Quote every entry word for word.

• GIVEN DATA:
::::::
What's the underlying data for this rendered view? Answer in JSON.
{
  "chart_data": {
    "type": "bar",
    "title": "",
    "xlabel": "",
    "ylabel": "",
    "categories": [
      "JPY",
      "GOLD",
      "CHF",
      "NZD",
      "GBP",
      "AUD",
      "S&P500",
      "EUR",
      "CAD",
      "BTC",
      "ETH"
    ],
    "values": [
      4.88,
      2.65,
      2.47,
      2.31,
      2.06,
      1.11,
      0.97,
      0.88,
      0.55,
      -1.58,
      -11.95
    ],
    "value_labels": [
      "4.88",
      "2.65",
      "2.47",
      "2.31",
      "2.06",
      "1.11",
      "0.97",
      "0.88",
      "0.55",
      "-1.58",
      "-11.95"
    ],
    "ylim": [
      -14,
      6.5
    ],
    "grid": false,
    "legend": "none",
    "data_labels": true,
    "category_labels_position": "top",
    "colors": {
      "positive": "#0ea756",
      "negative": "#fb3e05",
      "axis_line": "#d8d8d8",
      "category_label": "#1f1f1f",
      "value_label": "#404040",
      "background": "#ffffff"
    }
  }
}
::::::
• TASK ANSWER:
What's the underlying data for this rendered view? Answer in JSON.
{
  "chart_data": {
    "type": "bar",
    "title": "",
    "xlabel": "",
    "ylabel": "",
    "categories": [
      "JPY",
      "GOLD",
      "CHF",
      "NZD",
      "GBP",
      "AUD",
      "S&P500",
      "EUR",
      "CAD",
      "BTC",
      "ETH"
    ],
    "values": [
      4.88,
      2.65,
      2.47,
      2.31,
      2.06,
      1.11,
      0.97,
      0.88,
      0.55,
      -1.58,
      -11.95
    ],
    "value_labels": [
      "4.88",
      "2.65",
      "2.47",
      "2.31",
      "2.06",
      "1.11",
      "0.97",
      "0.88",
      "0.55",
      "-1.58",
      "-11.95"
    ],
    "ylim": [
      -14,
      6.5
    ],
    "grid": false,
    "legend": "none",
    "data_labels": true,
    "category_labels_position": "top",
    "colors": {
      "positive": "#0ea756",
      "negative": "#fb3e05",
      "axis_line": "#d8d8d8",
      "category_label": "#1f1f1f",
      "value_label": "#404040",
      "background": "#ffffff"
    }
  }
}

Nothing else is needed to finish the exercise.